From the entries below, copy every line where the string "Parse" appears.

◆ ◆ ◆

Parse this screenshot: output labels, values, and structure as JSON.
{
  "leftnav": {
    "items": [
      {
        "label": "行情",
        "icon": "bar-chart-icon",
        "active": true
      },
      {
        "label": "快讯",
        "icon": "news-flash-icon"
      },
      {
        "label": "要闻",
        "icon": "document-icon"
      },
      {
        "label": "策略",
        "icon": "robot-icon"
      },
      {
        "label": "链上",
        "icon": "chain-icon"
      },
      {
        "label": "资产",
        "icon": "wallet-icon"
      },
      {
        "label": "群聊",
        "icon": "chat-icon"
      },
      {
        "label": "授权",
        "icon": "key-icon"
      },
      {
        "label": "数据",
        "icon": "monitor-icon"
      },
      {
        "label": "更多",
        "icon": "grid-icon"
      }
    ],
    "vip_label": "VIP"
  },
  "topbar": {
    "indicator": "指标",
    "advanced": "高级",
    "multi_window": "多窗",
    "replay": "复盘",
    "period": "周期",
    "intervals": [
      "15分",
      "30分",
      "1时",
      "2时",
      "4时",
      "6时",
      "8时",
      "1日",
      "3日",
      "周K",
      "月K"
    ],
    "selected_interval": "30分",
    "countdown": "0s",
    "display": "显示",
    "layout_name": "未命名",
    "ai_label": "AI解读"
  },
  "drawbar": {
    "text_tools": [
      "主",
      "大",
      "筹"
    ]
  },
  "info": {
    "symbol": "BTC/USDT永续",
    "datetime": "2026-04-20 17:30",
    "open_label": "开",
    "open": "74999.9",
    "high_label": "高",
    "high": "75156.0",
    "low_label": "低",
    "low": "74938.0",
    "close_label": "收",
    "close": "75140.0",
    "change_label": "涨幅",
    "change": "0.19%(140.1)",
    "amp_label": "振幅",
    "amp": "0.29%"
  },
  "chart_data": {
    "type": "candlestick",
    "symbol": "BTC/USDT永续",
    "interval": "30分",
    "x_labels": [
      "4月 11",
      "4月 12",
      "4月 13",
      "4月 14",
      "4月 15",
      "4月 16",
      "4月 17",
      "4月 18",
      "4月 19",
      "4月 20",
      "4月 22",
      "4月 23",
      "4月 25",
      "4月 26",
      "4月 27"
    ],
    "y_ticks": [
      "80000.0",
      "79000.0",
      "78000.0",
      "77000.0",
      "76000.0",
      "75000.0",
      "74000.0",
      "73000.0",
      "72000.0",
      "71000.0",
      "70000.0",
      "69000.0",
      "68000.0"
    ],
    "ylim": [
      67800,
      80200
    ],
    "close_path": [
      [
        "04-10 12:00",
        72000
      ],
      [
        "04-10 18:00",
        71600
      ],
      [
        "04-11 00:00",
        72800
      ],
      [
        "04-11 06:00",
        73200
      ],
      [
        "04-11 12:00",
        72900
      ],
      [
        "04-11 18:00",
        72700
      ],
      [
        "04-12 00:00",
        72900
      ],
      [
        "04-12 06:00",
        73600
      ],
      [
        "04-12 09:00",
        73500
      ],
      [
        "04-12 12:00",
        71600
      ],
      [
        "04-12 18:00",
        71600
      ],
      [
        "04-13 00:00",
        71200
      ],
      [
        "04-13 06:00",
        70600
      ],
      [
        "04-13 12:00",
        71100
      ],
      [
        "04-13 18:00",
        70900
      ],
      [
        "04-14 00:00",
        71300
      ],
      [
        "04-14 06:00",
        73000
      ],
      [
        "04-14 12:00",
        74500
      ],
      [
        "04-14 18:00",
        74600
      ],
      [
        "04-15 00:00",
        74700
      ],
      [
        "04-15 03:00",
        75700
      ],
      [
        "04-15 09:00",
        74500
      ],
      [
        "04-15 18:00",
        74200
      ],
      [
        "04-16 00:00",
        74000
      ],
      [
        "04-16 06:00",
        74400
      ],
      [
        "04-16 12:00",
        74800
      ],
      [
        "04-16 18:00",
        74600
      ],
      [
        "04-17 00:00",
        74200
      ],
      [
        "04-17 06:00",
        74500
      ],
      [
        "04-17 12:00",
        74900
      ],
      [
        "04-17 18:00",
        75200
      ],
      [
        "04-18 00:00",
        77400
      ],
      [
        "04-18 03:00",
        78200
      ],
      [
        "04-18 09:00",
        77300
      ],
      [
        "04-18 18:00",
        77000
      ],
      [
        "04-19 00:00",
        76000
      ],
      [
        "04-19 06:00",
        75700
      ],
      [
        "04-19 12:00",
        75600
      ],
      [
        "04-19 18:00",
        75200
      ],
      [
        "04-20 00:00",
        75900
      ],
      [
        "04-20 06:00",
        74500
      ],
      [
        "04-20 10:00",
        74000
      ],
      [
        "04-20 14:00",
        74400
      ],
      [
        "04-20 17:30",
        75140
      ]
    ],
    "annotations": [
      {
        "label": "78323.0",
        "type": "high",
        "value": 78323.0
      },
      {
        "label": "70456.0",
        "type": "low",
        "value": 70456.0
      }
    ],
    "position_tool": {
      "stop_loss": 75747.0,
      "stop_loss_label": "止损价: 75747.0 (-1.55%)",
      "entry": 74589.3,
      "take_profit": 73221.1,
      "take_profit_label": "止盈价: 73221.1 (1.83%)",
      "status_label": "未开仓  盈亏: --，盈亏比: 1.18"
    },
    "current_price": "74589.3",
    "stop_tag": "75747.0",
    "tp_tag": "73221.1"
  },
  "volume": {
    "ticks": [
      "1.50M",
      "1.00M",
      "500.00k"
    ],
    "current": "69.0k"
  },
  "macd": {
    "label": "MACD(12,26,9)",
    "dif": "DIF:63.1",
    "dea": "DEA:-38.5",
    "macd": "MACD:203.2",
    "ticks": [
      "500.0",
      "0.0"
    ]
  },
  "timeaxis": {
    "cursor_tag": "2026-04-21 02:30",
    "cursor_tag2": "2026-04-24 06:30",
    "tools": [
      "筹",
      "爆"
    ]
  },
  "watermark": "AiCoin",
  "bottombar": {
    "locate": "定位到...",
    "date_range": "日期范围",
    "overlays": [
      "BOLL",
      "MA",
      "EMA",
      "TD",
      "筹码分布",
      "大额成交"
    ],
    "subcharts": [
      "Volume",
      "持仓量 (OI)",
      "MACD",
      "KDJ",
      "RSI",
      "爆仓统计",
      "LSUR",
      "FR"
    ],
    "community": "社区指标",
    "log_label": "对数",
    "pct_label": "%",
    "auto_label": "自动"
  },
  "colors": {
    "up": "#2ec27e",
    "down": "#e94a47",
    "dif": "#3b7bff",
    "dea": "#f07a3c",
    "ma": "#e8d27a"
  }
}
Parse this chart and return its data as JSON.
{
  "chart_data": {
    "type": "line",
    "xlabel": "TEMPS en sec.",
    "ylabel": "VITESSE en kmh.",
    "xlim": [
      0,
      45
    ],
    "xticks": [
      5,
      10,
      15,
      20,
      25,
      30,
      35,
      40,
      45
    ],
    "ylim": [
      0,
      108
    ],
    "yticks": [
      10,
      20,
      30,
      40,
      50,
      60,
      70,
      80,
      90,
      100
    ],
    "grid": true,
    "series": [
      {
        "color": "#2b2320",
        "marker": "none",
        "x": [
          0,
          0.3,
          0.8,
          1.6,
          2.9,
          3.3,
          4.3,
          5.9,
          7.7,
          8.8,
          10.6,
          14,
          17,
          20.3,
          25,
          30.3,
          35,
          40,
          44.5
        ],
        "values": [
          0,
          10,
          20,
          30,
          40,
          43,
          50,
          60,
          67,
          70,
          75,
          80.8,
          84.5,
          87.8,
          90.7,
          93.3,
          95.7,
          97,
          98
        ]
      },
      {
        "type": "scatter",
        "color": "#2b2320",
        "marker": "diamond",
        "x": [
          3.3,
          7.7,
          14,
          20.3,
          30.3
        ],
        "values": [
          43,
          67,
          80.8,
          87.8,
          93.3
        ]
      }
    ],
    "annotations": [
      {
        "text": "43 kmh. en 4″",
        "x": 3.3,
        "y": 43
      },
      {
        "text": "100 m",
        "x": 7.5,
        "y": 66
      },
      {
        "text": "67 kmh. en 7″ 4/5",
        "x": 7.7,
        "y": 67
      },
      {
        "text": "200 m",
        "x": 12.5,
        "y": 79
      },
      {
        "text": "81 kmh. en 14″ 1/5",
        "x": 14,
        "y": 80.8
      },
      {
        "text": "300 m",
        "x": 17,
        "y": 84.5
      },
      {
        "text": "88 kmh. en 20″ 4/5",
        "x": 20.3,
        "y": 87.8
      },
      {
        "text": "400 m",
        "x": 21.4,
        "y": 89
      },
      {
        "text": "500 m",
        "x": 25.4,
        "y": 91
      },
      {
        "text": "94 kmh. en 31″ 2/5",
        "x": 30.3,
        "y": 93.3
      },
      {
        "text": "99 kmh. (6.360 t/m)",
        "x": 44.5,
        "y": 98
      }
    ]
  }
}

◆ ◆ ◆

* ANSWER TO THIS PROBLEM:
Parse this screenshot: output labels, values, and structure as JSON.
Parse this chart and return its data as JSON.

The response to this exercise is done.